▸ Required work
Without the pictures, give the entries below again exactly as written.

▸ Given records
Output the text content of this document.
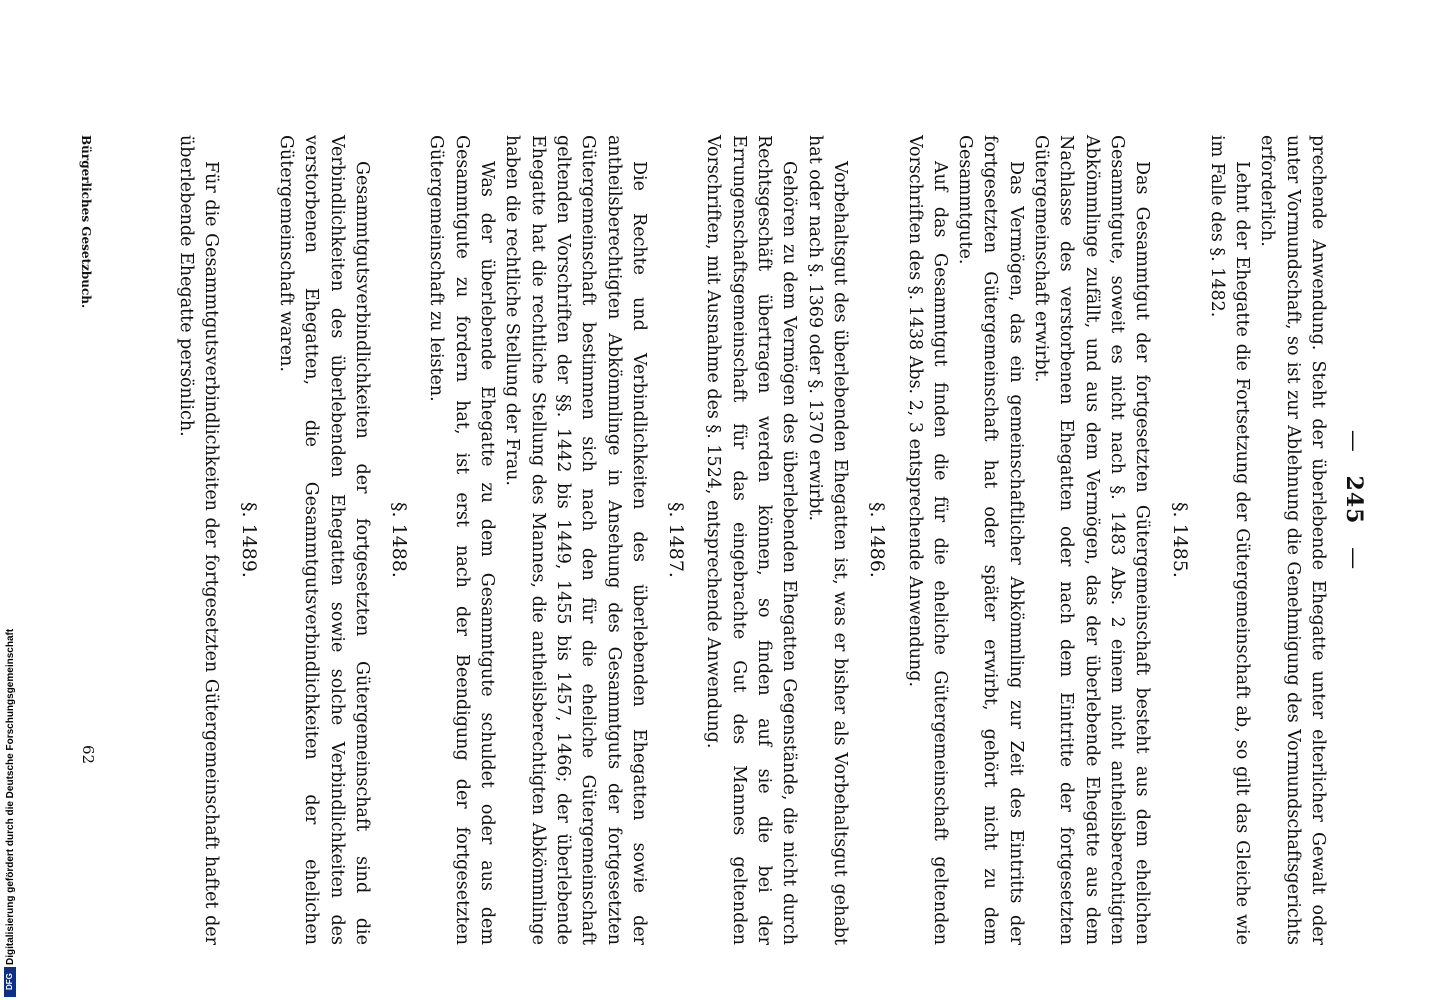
— 245 —

prechende Anwendung. Steht der überlebende Ehegatte unter elterlicher Gewalt oder unter Vormundschaft, so ist zur Ablehnung die Genehmigung des Vormundschaftsgerichts erforderlich.

Lehnt der Ehegatte die Fortsetzung der Gütergemeinschaft ab, so gilt das Gleiche wie im Falle des §. 1482.

§. 1485.

Das Gesammtgut der fortgesetzten Gütergemeinschaft besteht aus dem ehelichen Gesammtgute, soweit es nicht nach §. 1483 Abs. 2 einem nicht antheilsberechtigten Abkömmlinge zufällt, und aus dem Vermögen, das der überlebende Ehegatte aus dem Nachlasse des verstorbenen Ehegatten oder nach dem Eintritte der fortgesetzten Gütergemeinschaft erwirbt.

Das Vermögen, das ein gemeinschaftlicher Abkömmling zur Zeit des Eintritts der fortgesetzten Gütergemeinschaft hat oder später erwirbt, gehört nicht zu dem Gesammtgute.

Auf das Gesammtgut finden die für die eheliche Gütergemeinschaft geltenden Vorschriften des §. 1438 Abs. 2, 3 entsprechende Anwendung.

§. 1486.

Vorbehaltsgut des überlebenden Ehegatten ist, was er bisher als Vorbehaltsgut gehabt hat oder nach §. 1369 oder §. 1370 erwirbt.

Gehören zu dem Vermögen des überlebenden Ehegatten Gegenstände, die nicht durch Rechtsgeschäft übertragen werden können, so finden auf sie die bei der Errungenschaftsgemeinschaft für das eingebrachte Gut des Mannes geltenden Vorschriften, mit Ausnahme des §. 1524, entsprechende Anwendung.

§. 1487.

Die Rechte und Verbindlichkeiten des überlebenden Ehegatten sowie der antheilsberechtigten Abkömmlinge in Ansehung des Gesammtguts der fortgesetzten Gütergemeinschaft bestimmen sich nach den für die eheliche Gütergemeinschaft geltenden Vorschriften der §§. 1442 bis 1449, 1455 bis 1457, 1466; der überlebende Ehegatte hat die rechtliche Stellung des Mannes, die antheilsberechtigten Abkömmlinge haben die rechtliche Stellung der Frau.

Was der überlebende Ehegatte zu dem Gesammtgute schuldet oder aus dem Gesammtgute zu fordern hat, ist erst nach der Beendigung der fortgesetzten Gütergemeinschaft zu leisten.

§. 1488.

Gesammtgutsverbindlichkeiten der fortgesetzten Gütergemeinschaft sind die Verbindlichkeiten des überlebenden Ehegatten sowie solche Verbindlichkeiten des verstorbenen Ehegatten, die Gesammtgutsverbindlichkeiten der ehelichen Gütergemeinschaft waren.

§. 1489.

Für die Gesammtgutsverbindlichkeiten der fortgesetzten Gütergemeinschaft haftet der überlebende Ehegatte persönlich.

Bürgerliches Gesetzbuch.
62
Digitalisierung gefördert durch die Deutsche Forschungsgemeinschaft
DFG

▸ Complete output
Output the text content of this document.
— 245 —

prechende Anwendung. Steht der überlebende Ehegatte unter elterlicher Gewalt oder unter Vormundschaft, so ist zur Ablehnung die Genehmigung des Vormundschaftsgerichts erforderlich.

Lehnt der Ehegatte die Fortsetzung der Gütergemeinschaft ab, so gilt das Gleiche wie im Falle des §. 1482.

§. 1485.

Das Gesammtgut der fortgesetzten Gütergemeinschaft besteht aus dem ehelichen Gesammtgute, soweit es nicht nach §. 1483 Abs. 2 einem nicht antheilsberechtigten Abkömmlinge zufällt, und aus dem Vermögen, das der überlebende Ehegatte aus dem Nachlasse des verstorbenen Ehegatten oder nach dem Eintritte der fortgesetzten Gütergemeinschaft erwirbt.

Das Vermögen, das ein gemeinschaftlicher Abkömmling zur Zeit des Eintritts der fortgesetzten Gütergemeinschaft hat oder später erwirbt, gehört nicht zu dem Gesammtgute.

Auf das Gesammtgut finden die für die eheliche Gütergemeinschaft geltenden Vorschriften des §. 1438 Abs. 2, 3 entsprechende Anwendung.

§. 1486.

Vorbehaltsgut des überlebenden Ehegatten ist, was er bisher als Vorbehaltsgut gehabt hat oder nach §. 1369 oder §. 1370 erwirbt.

Gehören zu dem Vermögen des überlebenden Ehegatten Gegenstände, die nicht durch Rechtsgeschäft übertragen werden können, so finden auf sie die bei der Errungenschaftsgemeinschaft für das eingebrachte Gut des Mannes geltenden Vorschriften, mit Ausnahme des §. 1524, entsprechende Anwendung.

§. 1487.

Die Rechte und Verbindlichkeiten des überlebenden Ehegatten sowie der antheilsberechtigten Abkömmlinge in Ansehung des Gesammtguts der fortgesetzten Gütergemeinschaft bestimmen sich nach den für die eheliche Gütergemeinschaft geltenden Vorschriften der §§. 1442 bis 1449, 1455 bis 1457, 1466; der überlebende Ehegatte hat die rechtliche Stellung des Mannes, die antheilsberechtigten Abkömmlinge haben die rechtliche Stellung der Frau.

Was der überlebende Ehegatte zu dem Gesammtgute schuldet oder aus dem Gesammtgute zu fordern hat, ist erst nach der Beendigung der fortgesetzten Gütergemeinschaft zu leisten.

§. 1488.

Gesammtgutsverbindlichkeiten der fortgesetzten Gütergemeinschaft sind die Verbindlichkeiten des überlebenden Ehegatten sowie solche Verbindlichkeiten des verstorbenen Ehegatten, die Gesammtgutsverbindlichkeiten der ehelichen Gütergemeinschaft waren.

§. 1489.

Für die Gesammtgutsverbindlichkeiten der fortgesetzten Gütergemeinschaft haftet der überlebende Ehegatte persönlich.

Bürgerliches Gesetzbuch.
62
Digitalisierung gefördert durch die Deutsche Forschungsgemeinschaft
DFG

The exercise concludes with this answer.